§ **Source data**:
>>>>

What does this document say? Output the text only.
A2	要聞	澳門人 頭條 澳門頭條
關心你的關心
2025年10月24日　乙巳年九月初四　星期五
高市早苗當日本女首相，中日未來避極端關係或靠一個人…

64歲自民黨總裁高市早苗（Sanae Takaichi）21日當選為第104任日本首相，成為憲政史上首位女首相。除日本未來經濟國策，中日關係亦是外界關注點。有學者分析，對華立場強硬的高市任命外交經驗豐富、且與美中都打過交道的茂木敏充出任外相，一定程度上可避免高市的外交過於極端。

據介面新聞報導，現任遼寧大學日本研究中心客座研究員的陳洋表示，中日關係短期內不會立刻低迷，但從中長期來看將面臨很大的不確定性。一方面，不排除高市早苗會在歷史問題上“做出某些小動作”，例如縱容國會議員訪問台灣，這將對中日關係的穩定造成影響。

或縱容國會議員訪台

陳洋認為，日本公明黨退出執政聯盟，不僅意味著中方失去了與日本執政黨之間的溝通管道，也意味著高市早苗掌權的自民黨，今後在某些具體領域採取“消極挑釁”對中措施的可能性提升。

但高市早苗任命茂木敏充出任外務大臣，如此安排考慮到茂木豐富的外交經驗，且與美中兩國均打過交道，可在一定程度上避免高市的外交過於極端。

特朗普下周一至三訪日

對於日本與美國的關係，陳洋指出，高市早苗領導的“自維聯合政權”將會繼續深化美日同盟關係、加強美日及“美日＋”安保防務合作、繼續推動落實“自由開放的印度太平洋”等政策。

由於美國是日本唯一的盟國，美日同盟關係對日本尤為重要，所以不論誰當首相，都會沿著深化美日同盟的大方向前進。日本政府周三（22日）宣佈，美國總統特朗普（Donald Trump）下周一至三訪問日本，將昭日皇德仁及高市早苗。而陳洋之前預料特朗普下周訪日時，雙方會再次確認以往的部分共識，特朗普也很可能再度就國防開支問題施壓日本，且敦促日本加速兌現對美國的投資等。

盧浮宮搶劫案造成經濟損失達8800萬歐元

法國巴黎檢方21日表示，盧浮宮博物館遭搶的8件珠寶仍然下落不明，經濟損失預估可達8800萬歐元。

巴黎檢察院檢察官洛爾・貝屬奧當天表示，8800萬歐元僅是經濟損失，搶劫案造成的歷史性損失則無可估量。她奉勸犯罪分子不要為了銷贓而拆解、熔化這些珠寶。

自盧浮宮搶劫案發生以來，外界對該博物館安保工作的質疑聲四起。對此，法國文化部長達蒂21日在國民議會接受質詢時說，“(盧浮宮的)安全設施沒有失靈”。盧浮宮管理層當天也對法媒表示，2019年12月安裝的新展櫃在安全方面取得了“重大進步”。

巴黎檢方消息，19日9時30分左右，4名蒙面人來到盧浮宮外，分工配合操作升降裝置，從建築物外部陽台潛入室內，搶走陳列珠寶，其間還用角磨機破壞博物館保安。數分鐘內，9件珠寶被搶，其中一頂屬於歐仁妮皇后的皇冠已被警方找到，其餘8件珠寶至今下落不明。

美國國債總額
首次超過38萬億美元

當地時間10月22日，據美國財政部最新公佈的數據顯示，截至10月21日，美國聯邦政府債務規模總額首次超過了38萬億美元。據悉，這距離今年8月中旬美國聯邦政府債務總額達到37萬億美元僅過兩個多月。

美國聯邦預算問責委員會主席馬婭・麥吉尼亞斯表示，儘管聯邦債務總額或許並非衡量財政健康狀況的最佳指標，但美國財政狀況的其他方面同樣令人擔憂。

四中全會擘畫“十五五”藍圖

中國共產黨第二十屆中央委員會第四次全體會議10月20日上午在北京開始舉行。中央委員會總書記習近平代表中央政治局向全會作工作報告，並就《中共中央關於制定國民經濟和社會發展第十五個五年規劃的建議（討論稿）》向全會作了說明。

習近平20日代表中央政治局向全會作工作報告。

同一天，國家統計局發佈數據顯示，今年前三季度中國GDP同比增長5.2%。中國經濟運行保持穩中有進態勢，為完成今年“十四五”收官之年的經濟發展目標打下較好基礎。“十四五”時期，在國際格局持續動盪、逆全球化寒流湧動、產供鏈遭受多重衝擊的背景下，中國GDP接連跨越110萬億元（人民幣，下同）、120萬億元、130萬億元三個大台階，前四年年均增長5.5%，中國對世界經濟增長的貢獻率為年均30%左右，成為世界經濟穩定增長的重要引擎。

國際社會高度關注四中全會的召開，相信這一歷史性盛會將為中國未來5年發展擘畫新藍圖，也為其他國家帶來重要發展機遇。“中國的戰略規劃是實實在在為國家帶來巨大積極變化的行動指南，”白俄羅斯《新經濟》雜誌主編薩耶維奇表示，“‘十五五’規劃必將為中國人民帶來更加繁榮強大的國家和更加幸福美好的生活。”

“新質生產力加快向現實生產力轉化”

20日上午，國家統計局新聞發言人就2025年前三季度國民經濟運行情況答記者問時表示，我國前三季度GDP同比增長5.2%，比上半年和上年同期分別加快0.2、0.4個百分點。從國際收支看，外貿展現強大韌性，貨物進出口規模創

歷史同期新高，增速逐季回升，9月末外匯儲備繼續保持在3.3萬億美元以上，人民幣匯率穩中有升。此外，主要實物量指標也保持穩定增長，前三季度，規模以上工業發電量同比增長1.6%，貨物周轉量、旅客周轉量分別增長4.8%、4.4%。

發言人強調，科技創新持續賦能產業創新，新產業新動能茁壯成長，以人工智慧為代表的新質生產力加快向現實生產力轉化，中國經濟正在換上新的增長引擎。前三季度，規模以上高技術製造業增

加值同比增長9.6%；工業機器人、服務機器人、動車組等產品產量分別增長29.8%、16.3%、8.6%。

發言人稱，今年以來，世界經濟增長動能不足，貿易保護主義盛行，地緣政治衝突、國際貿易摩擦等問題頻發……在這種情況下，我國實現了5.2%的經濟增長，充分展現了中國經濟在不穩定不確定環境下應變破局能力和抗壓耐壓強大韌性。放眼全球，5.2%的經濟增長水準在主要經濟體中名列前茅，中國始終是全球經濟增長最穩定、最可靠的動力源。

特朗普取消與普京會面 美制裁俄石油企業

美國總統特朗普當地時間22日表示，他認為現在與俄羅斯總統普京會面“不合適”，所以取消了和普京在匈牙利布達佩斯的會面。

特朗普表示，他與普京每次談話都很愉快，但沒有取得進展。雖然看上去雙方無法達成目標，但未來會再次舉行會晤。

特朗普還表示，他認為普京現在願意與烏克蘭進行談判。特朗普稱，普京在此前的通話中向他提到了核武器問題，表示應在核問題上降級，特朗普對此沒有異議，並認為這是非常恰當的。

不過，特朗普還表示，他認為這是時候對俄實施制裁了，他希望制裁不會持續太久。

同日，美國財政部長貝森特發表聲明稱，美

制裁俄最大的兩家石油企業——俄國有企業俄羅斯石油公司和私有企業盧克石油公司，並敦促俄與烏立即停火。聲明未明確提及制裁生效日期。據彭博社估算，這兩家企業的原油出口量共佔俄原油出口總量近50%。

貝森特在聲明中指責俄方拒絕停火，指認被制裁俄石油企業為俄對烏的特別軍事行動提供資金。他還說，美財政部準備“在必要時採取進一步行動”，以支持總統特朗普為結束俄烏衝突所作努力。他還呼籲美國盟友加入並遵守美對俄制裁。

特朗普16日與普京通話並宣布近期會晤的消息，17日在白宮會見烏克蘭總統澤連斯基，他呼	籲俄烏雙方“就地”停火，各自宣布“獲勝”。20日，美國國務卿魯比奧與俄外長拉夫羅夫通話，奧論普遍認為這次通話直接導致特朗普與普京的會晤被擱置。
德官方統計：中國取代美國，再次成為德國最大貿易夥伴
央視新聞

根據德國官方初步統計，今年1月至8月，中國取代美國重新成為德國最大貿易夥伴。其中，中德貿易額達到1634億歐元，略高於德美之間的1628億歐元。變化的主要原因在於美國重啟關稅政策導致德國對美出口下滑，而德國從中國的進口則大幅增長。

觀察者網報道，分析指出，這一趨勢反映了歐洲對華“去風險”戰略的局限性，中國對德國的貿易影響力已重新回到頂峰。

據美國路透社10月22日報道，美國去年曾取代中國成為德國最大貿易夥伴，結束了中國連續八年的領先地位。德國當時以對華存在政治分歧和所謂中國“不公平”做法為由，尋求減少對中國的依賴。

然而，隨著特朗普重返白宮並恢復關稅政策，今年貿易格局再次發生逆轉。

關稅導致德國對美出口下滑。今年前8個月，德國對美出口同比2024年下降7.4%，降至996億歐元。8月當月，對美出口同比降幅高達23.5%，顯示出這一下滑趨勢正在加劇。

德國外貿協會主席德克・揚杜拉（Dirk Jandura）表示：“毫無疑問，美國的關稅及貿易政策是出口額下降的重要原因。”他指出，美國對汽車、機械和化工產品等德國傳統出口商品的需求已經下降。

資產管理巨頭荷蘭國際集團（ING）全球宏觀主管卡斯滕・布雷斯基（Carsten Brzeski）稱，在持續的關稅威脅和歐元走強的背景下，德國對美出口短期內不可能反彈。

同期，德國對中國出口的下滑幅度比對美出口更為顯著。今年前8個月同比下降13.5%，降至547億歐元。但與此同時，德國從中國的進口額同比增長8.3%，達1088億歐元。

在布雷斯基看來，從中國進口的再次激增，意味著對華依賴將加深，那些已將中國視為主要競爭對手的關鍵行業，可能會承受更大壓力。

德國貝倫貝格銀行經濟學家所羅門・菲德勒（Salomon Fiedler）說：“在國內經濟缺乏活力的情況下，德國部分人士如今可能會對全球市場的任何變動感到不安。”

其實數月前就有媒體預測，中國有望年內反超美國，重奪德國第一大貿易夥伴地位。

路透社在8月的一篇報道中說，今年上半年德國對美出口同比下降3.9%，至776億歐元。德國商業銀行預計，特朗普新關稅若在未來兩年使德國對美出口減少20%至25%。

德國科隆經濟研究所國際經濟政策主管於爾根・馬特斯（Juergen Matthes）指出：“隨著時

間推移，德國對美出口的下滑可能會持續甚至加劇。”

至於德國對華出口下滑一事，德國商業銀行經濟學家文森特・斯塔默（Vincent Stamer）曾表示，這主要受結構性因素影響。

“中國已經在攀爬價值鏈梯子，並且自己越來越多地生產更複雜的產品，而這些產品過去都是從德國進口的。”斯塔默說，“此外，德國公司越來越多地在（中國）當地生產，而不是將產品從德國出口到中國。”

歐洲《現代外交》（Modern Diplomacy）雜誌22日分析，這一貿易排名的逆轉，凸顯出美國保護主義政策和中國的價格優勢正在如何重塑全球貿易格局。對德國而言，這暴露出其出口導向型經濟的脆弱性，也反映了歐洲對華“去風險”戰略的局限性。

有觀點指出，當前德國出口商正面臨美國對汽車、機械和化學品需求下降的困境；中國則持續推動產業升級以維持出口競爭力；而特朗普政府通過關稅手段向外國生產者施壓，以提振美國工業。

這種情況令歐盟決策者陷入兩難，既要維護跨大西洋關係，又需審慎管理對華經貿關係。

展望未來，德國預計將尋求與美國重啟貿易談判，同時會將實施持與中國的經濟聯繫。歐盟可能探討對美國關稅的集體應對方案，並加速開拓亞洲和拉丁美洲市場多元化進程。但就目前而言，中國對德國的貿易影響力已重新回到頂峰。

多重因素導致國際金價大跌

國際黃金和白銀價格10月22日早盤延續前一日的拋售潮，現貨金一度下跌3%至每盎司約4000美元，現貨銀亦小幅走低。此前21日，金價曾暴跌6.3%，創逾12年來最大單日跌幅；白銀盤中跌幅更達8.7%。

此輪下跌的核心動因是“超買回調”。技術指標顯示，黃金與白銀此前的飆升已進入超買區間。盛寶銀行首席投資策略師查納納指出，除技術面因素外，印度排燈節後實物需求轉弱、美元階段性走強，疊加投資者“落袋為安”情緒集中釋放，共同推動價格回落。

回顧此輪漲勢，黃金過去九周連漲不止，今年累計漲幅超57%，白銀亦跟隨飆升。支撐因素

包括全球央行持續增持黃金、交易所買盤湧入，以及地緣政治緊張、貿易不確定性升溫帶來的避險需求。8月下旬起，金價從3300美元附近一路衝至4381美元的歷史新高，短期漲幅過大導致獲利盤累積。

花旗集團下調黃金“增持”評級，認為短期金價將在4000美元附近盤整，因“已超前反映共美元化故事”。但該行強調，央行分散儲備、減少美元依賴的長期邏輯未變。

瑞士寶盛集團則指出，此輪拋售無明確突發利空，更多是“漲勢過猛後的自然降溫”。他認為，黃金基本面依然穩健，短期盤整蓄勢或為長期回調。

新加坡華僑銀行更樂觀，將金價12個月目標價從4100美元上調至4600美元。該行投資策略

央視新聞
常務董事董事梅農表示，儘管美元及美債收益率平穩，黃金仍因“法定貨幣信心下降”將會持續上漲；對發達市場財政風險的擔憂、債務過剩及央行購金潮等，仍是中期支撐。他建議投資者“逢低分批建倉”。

<<<<

Report each line in the data that holds the word "中國對德國的貿易影響力已重新回到頂峰".

§ **Solution for this task**:
觀察者網報道，分析指出，這一趨勢反映了歐洲對華“去風險”戰略的局限性，中國對德國的貿易影響力已重新回到頂峰。
展望未來，德國預計將尋求與美國重啟貿易談判，同時會將實施持與中國的經濟聯繫。歐盟可能探討對美國關稅的集體應對方案，並加速開拓亞洲和拉丁美洲市場多元化進程。但就目前而言，中國對德國的貿易影響力已重新回到頂峰。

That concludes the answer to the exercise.